Description of the task = Give the data below again, word for word.

Material provided =
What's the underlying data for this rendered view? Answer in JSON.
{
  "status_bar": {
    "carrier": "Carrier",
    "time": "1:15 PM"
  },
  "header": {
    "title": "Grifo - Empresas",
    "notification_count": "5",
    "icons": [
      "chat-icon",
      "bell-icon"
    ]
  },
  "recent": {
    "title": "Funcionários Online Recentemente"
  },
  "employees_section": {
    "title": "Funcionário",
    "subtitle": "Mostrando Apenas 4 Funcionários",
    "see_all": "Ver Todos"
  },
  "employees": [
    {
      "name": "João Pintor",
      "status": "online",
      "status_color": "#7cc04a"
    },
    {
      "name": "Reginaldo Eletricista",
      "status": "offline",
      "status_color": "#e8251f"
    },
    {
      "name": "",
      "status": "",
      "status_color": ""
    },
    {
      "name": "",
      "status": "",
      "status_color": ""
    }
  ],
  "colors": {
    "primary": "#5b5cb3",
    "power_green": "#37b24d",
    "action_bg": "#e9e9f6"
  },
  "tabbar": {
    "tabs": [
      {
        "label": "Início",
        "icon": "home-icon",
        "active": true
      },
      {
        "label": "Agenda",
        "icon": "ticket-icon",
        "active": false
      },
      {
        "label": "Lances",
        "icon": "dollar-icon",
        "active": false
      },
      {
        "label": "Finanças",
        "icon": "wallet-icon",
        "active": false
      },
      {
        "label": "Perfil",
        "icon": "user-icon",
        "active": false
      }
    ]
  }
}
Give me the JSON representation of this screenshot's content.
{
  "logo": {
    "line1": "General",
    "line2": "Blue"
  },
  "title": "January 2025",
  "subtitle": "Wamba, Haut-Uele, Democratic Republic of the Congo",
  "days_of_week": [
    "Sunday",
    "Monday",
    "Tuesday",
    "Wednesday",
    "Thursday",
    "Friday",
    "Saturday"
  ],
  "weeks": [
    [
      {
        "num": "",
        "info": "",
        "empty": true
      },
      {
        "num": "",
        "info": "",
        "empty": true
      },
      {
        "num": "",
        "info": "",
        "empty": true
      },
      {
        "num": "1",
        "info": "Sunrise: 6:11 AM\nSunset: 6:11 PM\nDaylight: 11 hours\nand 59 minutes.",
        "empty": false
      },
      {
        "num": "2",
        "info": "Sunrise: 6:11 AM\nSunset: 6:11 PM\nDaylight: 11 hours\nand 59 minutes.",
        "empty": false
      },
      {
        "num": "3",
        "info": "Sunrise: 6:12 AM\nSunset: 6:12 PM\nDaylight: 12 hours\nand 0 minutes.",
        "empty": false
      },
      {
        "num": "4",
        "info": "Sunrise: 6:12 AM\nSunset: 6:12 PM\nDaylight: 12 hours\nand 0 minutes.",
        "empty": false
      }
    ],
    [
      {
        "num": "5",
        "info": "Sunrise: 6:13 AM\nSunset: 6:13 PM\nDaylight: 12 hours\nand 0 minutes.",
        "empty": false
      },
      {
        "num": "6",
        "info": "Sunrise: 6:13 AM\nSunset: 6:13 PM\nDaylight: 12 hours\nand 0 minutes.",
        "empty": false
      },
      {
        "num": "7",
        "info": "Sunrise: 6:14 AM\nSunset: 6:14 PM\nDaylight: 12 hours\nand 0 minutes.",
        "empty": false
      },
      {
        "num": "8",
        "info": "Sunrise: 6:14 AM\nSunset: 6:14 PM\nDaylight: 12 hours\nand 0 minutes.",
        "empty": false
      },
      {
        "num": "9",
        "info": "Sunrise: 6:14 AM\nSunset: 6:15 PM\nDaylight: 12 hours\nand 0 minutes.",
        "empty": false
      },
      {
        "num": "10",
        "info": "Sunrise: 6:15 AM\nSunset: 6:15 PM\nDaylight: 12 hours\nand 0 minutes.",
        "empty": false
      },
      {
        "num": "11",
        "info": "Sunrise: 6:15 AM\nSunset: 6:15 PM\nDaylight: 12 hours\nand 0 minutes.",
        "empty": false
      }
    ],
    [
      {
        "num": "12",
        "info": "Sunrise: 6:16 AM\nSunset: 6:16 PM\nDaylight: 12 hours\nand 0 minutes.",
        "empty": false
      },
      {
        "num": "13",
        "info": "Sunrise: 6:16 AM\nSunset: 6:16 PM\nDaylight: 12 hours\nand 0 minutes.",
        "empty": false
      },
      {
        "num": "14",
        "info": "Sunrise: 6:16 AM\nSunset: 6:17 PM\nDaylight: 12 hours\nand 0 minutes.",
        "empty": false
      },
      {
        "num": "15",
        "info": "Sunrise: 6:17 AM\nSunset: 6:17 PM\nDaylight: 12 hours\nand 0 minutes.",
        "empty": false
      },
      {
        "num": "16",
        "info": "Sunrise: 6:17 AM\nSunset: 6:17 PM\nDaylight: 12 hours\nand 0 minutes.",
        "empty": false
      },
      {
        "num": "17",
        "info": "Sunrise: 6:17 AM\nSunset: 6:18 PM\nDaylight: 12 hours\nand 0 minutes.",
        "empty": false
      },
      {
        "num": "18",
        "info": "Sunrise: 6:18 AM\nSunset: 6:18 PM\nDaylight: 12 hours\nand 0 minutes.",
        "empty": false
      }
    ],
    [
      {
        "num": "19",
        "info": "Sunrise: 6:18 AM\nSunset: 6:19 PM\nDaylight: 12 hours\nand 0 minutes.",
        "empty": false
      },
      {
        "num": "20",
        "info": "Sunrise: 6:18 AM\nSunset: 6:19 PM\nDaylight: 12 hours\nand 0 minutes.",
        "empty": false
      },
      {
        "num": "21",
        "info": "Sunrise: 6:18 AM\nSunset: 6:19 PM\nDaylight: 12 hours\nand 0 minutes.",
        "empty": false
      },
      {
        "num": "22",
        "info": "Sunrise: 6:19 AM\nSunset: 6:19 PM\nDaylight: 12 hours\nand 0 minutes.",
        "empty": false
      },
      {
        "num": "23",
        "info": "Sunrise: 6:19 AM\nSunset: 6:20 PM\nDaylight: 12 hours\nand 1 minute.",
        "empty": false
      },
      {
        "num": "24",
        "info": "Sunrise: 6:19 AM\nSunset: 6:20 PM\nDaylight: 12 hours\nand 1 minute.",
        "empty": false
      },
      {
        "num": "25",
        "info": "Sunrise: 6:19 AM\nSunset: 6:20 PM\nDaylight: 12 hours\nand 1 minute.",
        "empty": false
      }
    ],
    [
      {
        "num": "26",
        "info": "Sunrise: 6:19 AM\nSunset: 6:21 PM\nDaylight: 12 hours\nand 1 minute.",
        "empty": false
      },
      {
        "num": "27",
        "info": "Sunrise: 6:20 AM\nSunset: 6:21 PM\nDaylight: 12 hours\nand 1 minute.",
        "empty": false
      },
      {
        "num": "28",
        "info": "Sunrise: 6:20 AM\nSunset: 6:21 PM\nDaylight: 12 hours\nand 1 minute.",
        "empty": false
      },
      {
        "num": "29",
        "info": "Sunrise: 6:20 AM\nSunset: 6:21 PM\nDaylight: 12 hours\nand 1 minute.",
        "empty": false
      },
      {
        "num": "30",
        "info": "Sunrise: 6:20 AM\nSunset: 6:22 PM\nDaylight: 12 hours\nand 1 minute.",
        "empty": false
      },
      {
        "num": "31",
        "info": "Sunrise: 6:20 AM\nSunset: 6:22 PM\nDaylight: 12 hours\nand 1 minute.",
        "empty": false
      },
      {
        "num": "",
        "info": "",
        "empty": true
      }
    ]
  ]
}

Solution =
What's the underlying data for this rendered view? Answer in JSON.
{
  "status_bar": {
    "carrier": "Carrier",
    "time": "1:15 PM"
  },
  "header": {
    "title": "Grifo - Empresas",
    "notification_count": "5",
    "icons": [
      "chat-icon",
      "bell-icon"
    ]
  },
  "recent": {
    "title": "Funcionários Online Recentemente"
  },
  "employees_section": {
    "title": "Funcionário",
    "subtitle": "Mostrando Apenas 4 Funcionários",
    "see_all": "Ver Todos"
  },
  "employees": [
    {
      "name": "João Pintor",
      "status": "online",
      "status_color": "#7cc04a"
    },
    {
      "name": "Reginaldo Eletricista",
      "status": "offline",
      "status_color": "#e8251f"
    },
    {
      "name": "",
      "status": "",
      "status_color": ""
    },
    {
      "name": "",
      "status": "",
      "status_color": ""
    }
  ],
  "colors": {
    "primary": "#5b5cb3",
    "power_green": "#37b24d",
    "action_bg": "#e9e9f6"
  },
  "tabbar": {
    "tabs": [
      {
        "label": "Início",
        "icon": "home-icon",
        "active": true
      },
      {
        "label": "Agenda",
        "icon": "ticket-icon",
        "active": false
      },
      {
        "label": "Lances",
        "icon": "dollar-icon",
        "active": false
      },
      {
        "label": "Finanças",
        "icon": "wallet-icon",
        "active": false
      },
      {
        "label": "Perfil",
        "icon": "user-icon",
        "active": false
      }
    ]
  }
}
Give me the JSON representation of this screenshot's content.
{
  "logo": {
    "line1": "General",
    "line2": "Blue"
  },
  "title": "January 2025",
  "subtitle": "Wamba, Haut-Uele, Democratic Republic of the Congo",
  "days_of_week": [
    "Sunday",
    "Monday",
    "Tuesday",
    "Wednesday",
    "Thursday",
    "Friday",
    "Saturday"
  ],
  "weeks": [
    [
      {
        "num": "",
        "info": "",
        "empty": true
      },
      {
        "num": "",
        "info": "",
        "empty": true
      },
      {
        "num": "",
        "info": "",
        "empty": true
      },
      {
        "num": "1",
        "info": "Sunrise: 6:11 AM\nSunset: 6:11 PM\nDaylight: 11 hours\nand 59 minutes.",
        "empty": false
      },
      {
        "num": "2",
        "info": "Sunrise: 6:11 AM\nSunset: 6:11 PM\nDaylight: 11 hours\nand 59 minutes.",
        "empty": false
      },
      {
        "num": "3",
        "info": "Sunrise: 6:12 AM\nSunset: 6:12 PM\nDaylight: 12 hours\nand 0 minutes.",
        "empty": false
      },
      {
        "num": "4",
        "info": "Sunrise: 6:12 AM\nSunset: 6:12 PM\nDaylight: 12 hours\nand 0 minutes.",
        "empty": false
      }
    ],
    [
      {
        "num": "5",
        "info": "Sunrise: 6:13 AM\nSunset: 6:13 PM\nDaylight: 12 hours\nand 0 minutes.",
        "empty": false
      },
      {
        "num": "6",
        "info": "Sunrise: 6:13 AM\nSunset: 6:13 PM\nDaylight: 12 hours\nand 0 minutes.",
        "empty": false
      },
      {
        "num": "7",
        "info": "Sunrise: 6:14 AM\nSunset: 6:14 PM\nDaylight: 12 hours\nand 0 minutes.",
        "empty": false
      },
      {
        "num": "8",
        "info": "Sunrise: 6:14 AM\nSunset: 6:14 PM\nDaylight: 12 hours\nand 0 minutes.",
        "empty": false
      },
      {
        "num": "9",
        "info": "Sunrise: 6:14 AM\nSunset: 6:15 PM\nDaylight: 12 hours\nand 0 minutes.",
        "empty": false
      },
      {
        "num": "10",
        "info": "Sunrise: 6:15 AM\nSunset: 6:15 PM\nDaylight: 12 hours\nand 0 minutes.",
        "empty": false
      },
      {
        "num": "11",
        "info": "Sunrise: 6:15 AM\nSunset: 6:15 PM\nDaylight: 12 hours\nand 0 minutes.",
        "empty": false
      }
    ],
    [
      {
        "num": "12",
        "info": "Sunrise: 6:16 AM\nSunset: 6:16 PM\nDaylight: 12 hours\nand 0 minutes.",
        "empty": false
      },
      {
        "num": "13",
        "info": "Sunrise: 6:16 AM\nSunset: 6:16 PM\nDaylight: 12 hours\nand 0 minutes.",
        "empty": false
      },
      {
        "num": "14",
        "info": "Sunrise: 6:16 AM\nSunset: 6:17 PM\nDaylight: 12 hours\nand 0 minutes.",
        "empty": false
      },
      {
        "num": "15",
        "info": "Sunrise: 6:17 AM\nSunset: 6:17 PM\nDaylight: 12 hours\nand 0 minutes.",
        "empty": false
      },
      {
        "num": "16",
        "info": "Sunrise: 6:17 AM\nSunset: 6:17 PM\nDaylight: 12 hours\nand 0 minutes.",
        "empty": false
      },
      {
        "num": "17",
        "info": "Sunrise: 6:17 AM\nSunset: 6:18 PM\nDaylight: 12 hours\nand 0 minutes.",
        "empty": false
      },
      {
        "num": "18",
        "info": "Sunrise: 6:18 AM\nSunset: 6:18 PM\nDaylight: 12 hours\nand 0 minutes.",
        "empty": false
      }
    ],
    [
      {
        "num": "19",
        "info": "Sunrise: 6:18 AM\nSunset: 6:19 PM\nDaylight: 12 hours\nand 0 minutes.",
        "empty": false
      },
      {
        "num": "20",
        "info": "Sunrise: 6:18 AM\nSunset: 6:19 PM\nDaylight: 12 hours\nand 0 minutes.",
        "empty": false
      },
      {
        "num": "21",
        "info": "Sunrise: 6:18 AM\nSunset: 6:19 PM\nDaylight: 12 hours\nand 0 minutes.",
        "empty": false
      },
      {
        "num": "22",
        "info": "Sunrise: 6:19 AM\nSunset: 6:19 PM\nDaylight: 12 hours\nand 0 minutes.",
        "empty": false
      },
      {
        "num": "23",
        "info": "Sunrise: 6:19 AM\nSunset: 6:20 PM\nDaylight: 12 hours\nand 1 minute.",
        "empty": false
      },
      {
        "num": "24",
        "info": "Sunrise: 6:19 AM\nSunset: 6:20 PM\nDaylight: 12 hours\nand 1 minute.",
        "empty": false
      },
      {
        "num": "25",
        "info": "Sunrise: 6:19 AM\nSunset: 6:20 PM\nDaylight: 12 hours\nand 1 minute.",
        "empty": false
      }
    ],
    [
      {
        "num": "26",
        "info": "Sunrise: 6:19 AM\nSunset: 6:21 PM\nDaylight: 12 hours\nand 1 minute.",
        "empty": false
      },
      {
        "num": "27",
        "info": "Sunrise: 6:20 AM\nSunset: 6:21 PM\nDaylight: 12 hours\nand 1 minute.",
        "empty": false
      },
      {
        "num": "28",
        "info": "Sunrise: 6:20 AM\nSunset: 6:21 PM\nDaylight: 12 hours\nand 1 minute.",
        "empty": false
      },
      {
        "num": "29",
        "info": "Sunrise: 6:20 AM\nSunset: 6:21 PM\nDaylight: 12 hours\nand 1 minute.",
        "empty": false
      },
      {
        "num": "30",
        "info": "Sunrise: 6:20 AM\nSunset: 6:22 PM\nDaylight: 12 hours\nand 1 minute.",
        "empty": false
      },
      {
        "num": "31",
        "info": "Sunrise: 6:20 AM\nSunset: 6:22 PM\nDaylight: 12 hours\nand 1 minute.",
        "empty": false
      },
      {
        "num": "",
        "info": "",
        "empty": true
      }
    ]
  ]
}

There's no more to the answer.